SANTA
MISA EN LA
SOLEMNIDAD
DE LA ASUNCIÓN
DE LA SANTÍSIMA VIRGEN MARÍA
DE LA SANTÍSIMA VIRGEN MARÍA
HOMILÍA DE SU SANTIDAD
BENEDICTO XVI
Parroquia Pontificia de
Santo Tomás de
Villanueva
Castelgandolfo
Lunes 15 de agosto de 2005
Lunes 15 de agosto de 2005
Queridos hermanos en el episcopado y en el
sacerdocio;
queridos hermanos y hermanas:
queridos hermanos y hermanas:
Ante todo, os saludo cordialmente a todos. Para mí es una gran
alegría celebrar la misa en el día de la Asunción de la Virgen María en esta
hermosa iglesia parroquial. Saludo al cardenal Sodano, al obispo de Albano, a
todos los sacerdotes, al alcalde y a todos vosotros. Gracias por vuestra
presencia. La fiesta de la Asunción es un día de alegría. Dios ha vencido. El
amor ha vencido. Ha vencido la vida. Se ha puesto de manifiesto que el amor es
más fuerte que la muerte, que Dios tiene la verdadera fuerza, y su fuerza es
bondad y amor.
María fue elevada al cielo en cuerpo y alma: en Dios
también hay lugar para el cuerpo. El cielo ya no es para nosotros una esfera
muy lejana y desconocida. En el cielo tenemos una madre. Y la Madre de Dios, la
Madre del Hijo de Dios, es nuestra madre. Él mismo lo dijo. La hizo madre
nuestra cuando dijo al discípulo y a todos nosotros: "He aquí a tu
madre". En el cielo tenemos una madre. El cielo está abierto; el cielo
tiene un corazón.
En el evangelio de hoy hemos escuchado el Magníficat,
esta gran poesía que brotó de los labios, o mejor, del corazón de María,
inspirada por el Espíritu Santo. En este canto maravilloso se refleja toda el alma,
toda la personalidad de María. Podemos decir que este canto es un retrato, un
verdadero icono de María, en el que podemos verla tal cual es.

########

**Ejercicio propuesto 1**: Edita el tramo del listado que empieza en su primera línea y termina en la línea que contiene "1627, 847, 1789]": reemplaza "section-paragraph" por "section-text" y deja todo lo demás igual.

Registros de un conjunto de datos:

########

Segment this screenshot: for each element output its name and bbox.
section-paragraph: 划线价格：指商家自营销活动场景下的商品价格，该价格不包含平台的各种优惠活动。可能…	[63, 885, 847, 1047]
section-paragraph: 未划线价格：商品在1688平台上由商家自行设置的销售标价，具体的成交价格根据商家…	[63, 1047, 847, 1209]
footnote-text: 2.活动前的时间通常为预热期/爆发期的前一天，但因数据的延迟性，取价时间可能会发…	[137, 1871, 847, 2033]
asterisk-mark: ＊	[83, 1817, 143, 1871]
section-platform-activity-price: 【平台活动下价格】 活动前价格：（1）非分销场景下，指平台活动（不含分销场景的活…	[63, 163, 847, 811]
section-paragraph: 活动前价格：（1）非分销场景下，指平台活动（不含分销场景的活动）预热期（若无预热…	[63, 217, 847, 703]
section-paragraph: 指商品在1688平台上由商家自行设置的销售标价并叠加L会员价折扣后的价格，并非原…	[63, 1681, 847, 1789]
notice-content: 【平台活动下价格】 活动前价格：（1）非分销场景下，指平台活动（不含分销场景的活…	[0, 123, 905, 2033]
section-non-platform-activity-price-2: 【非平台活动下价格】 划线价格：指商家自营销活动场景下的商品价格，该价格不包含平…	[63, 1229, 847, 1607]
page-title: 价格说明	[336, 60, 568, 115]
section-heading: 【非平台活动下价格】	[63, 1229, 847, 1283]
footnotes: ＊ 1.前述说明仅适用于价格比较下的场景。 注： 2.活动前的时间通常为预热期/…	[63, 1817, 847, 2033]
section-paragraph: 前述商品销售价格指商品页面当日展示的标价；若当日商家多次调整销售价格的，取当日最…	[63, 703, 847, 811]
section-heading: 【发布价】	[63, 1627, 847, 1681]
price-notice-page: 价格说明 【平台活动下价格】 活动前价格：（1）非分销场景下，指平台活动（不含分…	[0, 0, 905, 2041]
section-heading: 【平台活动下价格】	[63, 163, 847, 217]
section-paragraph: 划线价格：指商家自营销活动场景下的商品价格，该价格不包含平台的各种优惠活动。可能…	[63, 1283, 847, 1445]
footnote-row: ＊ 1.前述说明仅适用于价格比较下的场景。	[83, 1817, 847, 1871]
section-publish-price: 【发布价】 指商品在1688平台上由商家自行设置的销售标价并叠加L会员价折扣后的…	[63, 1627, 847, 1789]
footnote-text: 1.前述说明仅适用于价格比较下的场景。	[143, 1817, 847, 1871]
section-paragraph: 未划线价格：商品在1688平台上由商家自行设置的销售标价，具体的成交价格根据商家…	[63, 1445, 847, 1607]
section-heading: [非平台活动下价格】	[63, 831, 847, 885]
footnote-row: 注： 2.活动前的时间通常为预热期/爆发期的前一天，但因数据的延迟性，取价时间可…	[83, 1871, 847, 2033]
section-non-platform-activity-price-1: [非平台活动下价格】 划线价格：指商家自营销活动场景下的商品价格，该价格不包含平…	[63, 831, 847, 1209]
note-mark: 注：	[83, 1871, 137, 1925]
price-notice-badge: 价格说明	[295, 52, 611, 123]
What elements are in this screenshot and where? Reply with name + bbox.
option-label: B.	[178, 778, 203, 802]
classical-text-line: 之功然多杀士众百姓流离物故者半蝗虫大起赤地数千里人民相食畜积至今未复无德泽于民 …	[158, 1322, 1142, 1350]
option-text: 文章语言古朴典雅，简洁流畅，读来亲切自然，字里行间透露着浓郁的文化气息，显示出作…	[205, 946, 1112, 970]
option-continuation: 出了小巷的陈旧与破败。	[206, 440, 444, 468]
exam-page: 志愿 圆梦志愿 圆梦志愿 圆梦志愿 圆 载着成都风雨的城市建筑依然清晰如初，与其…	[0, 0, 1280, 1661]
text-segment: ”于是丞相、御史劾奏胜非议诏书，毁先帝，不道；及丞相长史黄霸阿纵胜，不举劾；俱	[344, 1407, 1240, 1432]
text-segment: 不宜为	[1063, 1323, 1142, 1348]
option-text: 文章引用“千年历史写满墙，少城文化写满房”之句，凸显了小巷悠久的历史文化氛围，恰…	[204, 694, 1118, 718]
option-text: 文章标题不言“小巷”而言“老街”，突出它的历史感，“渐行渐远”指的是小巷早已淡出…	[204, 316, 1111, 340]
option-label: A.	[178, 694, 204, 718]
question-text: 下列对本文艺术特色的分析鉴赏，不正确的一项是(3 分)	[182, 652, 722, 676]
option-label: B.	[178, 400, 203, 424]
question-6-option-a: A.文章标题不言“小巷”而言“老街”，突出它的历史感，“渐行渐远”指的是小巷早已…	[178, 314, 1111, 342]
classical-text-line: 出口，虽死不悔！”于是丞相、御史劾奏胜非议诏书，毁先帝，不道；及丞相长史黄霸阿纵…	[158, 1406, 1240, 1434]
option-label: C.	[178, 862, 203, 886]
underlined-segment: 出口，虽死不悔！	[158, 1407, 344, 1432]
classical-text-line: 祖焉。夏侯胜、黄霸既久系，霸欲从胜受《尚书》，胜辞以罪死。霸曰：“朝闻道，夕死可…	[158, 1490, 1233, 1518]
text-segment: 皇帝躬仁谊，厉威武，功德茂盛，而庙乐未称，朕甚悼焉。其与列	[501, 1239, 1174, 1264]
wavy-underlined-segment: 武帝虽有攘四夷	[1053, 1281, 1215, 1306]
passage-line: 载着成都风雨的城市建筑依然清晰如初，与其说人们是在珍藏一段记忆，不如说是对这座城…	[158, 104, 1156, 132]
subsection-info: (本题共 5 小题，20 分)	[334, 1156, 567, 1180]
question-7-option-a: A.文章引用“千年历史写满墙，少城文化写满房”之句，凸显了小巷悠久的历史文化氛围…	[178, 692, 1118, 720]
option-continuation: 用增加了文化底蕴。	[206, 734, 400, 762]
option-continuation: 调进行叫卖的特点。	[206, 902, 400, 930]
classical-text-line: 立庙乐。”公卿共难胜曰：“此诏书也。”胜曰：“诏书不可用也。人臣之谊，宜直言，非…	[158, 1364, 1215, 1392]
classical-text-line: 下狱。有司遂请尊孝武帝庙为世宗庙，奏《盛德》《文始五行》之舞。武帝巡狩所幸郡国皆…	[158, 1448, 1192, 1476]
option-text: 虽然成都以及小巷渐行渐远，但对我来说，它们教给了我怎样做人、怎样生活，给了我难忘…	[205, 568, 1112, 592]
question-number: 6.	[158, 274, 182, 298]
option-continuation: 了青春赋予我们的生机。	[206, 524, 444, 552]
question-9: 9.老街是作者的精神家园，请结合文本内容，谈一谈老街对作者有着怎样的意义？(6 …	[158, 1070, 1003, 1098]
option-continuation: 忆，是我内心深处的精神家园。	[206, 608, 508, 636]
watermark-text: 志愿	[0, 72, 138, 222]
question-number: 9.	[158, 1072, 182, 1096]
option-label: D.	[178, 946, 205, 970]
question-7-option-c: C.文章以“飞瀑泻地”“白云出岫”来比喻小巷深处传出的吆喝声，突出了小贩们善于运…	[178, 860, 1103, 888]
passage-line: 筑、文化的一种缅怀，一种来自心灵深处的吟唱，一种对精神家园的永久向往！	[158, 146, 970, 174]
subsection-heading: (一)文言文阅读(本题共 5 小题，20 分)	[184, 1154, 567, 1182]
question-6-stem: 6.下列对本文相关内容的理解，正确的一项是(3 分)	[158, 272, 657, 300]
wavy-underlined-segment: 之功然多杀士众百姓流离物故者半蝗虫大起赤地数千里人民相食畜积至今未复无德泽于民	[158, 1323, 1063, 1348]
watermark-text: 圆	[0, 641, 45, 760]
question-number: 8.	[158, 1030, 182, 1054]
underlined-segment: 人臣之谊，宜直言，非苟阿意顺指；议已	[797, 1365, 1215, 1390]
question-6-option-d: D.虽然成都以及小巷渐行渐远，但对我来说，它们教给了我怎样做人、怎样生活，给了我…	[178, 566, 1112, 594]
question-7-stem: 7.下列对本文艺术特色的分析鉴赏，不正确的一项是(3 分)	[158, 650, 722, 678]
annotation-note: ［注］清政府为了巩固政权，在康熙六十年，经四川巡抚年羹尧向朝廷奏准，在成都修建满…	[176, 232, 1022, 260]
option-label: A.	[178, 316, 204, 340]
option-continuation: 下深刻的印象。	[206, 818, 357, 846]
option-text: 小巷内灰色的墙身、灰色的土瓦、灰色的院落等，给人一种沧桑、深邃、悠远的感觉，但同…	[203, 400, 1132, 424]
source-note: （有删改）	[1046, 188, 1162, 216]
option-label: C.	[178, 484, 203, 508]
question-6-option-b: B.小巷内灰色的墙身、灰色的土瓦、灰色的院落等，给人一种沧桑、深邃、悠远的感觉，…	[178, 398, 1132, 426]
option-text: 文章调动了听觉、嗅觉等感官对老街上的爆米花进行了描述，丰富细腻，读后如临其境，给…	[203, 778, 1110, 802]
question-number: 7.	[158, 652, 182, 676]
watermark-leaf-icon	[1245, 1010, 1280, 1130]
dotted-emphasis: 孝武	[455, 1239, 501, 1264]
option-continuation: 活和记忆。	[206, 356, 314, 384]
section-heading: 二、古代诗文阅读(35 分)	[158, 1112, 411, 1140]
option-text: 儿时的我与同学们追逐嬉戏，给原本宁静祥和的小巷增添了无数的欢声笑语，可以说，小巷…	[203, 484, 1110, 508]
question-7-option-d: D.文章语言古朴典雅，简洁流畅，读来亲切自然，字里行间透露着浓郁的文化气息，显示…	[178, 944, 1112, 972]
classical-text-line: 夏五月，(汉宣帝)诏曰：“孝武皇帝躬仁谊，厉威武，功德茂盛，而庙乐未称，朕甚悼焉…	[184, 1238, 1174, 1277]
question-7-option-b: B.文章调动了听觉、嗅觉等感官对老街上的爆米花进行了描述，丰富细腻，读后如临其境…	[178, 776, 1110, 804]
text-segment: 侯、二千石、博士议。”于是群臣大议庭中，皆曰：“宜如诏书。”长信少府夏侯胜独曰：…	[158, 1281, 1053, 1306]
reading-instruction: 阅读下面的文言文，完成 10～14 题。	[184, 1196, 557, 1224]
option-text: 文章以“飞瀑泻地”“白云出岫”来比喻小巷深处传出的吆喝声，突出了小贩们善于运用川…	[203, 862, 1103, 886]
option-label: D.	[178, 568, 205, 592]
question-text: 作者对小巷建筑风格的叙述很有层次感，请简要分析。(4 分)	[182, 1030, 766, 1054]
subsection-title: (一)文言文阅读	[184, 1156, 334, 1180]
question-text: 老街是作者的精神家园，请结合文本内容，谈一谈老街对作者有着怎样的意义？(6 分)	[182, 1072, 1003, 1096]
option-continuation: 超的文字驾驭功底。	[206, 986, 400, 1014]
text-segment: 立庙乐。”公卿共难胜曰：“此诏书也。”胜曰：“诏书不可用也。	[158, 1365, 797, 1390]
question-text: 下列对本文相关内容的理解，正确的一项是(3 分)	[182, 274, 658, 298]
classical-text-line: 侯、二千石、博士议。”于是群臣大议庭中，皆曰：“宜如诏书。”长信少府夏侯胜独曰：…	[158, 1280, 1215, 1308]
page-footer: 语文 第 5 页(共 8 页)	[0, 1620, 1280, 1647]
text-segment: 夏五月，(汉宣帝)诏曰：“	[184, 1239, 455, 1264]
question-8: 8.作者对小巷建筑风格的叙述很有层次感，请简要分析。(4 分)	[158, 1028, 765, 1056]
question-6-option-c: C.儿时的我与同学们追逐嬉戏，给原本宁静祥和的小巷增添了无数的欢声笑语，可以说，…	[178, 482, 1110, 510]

########

**Ejercicio propuesto 2**: Continúa la homilía de la Asunción a partir de su última frase.

**Respuesta escrita 1**:
Segment this screenshot: for each element output its name and bbox.
section-text: 划线价格：指商家自营销活动场景下的商品价格，该价格不包含平台的各种优惠活动。可能…	[63, 885, 847, 1047]
section-text: 未划线价格：商品在1688平台上由商家自行设置的销售标价，具体的成交价格根据商家…	[63, 1047, 847, 1209]
footnote-text: 2.活动前的时间通常为预热期/爆发期的前一天，但因数据的延迟性，取价时间可能会发…	[137, 1871, 847, 2033]
asterisk-mark: ＊	[83, 1817, 143, 1871]
section-platform-activity-price: 【平台活动下价格】 活动前价格：（1）非分销场景下，指平台活动（不含分销场景的活…	[63, 163, 847, 811]
section-text: 活动前价格：（1）非分销场景下，指平台活动（不含分销场景的活动）预热期（若无预热…	[63, 217, 847, 703]
section-text: 指商品在1688平台上由商家自行设置的销售标价并叠加L会员价折扣后的价格，并非原…	[63, 1681, 847, 1789]
notice-content: 【平台活动下价格】 活动前价格：（1）非分销场景下，指平台活动（不含分销场景的活…	[0, 123, 905, 2033]
section-non-platform-activity-price-2: 【非平台活动下价格】 划线价格：指商家自营销活动场景下的商品价格，该价格不包含平…	[63, 1229, 847, 1607]
page-title: 价格说明	[336, 60, 568, 115]
section-heading: 【非平台活动下价格】	[63, 1229, 847, 1283]
footnotes: ＊ 1.前述说明仅适用于价格比较下的场景。 注： 2.活动前的时间通常为预热期/…	[63, 1817, 847, 2033]
section-text: 前述商品销售价格指商品页面当日展示的标价；若当日商家多次调整销售价格的，取当日最…	[63, 703, 847, 811]
section-heading: 【发布价】	[63, 1627, 847, 1681]
price-notice-page: 价格说明 【平台活动下价格】 活动前价格：（1）非分销场景下，指平台活动（不含分…	[0, 0, 905, 2041]
section-heading: 【平台活动下价格】	[63, 163, 847, 217]
section-text: 划线价格：指商家自营销活动场景下的商品价格，该价格不包含平台的各种优惠活动。可能…	[63, 1283, 847, 1445]
footnote-row: ＊ 1.前述说明仅适用于价格比较下的场景。	[83, 1817, 847, 1871]
section-publish-price: 【发布价】 指商品在1688平台上由商家自行设置的销售标价并叠加L会员价折扣后的…	[63, 1627, 847, 1789]

**Respuesta escrita 2**:
Quisiera destacar sólo dos puntos de este gran canto. Comienza
con la palabra Magníficat: mi alma "engrandece" al
Señor, es decir, proclama que el Señor es grande. María desea que Dios sea
grande en el mundo, que sea grande en su vida, que esté presente en todos
nosotros. No tiene miedo de que Dios sea un "competidor" en nuestra
vida, de que con su grandeza pueda quitarnos algo de nuestra libertad, de
nuestro espacio vital. Ella sabe que, si Dios es grande, también nosotros somos
grandes. No oprime nuestra vida, sino que la eleva y la hace grande:
precisamente entonces se hace grande con el esplendor de Dios.
El hecho de que nuestros primeros padres pensaran lo contrario
fue el núcleo del pecado original. Temían que, si Dios era demasiado grande,
quitara algo a su vida. Pensaban que debían apartar a Dios a fin de tener
espacio para ellos mismos. Esta ha sido también la gran tentación de la época
moderna, de los últimos tres o cuatro siglos. Cada vez más se ha pensado y
dicho: "Este Dios no nos deja libertad, nos limita el espacio de
nuestra vida con todos sus mandamientos. Por tanto, Dios debe desaparecer; queremos
ser autónomos, independientes. Sin este Dios nosotros seremos dioses, y haremos
lo que nos plazca".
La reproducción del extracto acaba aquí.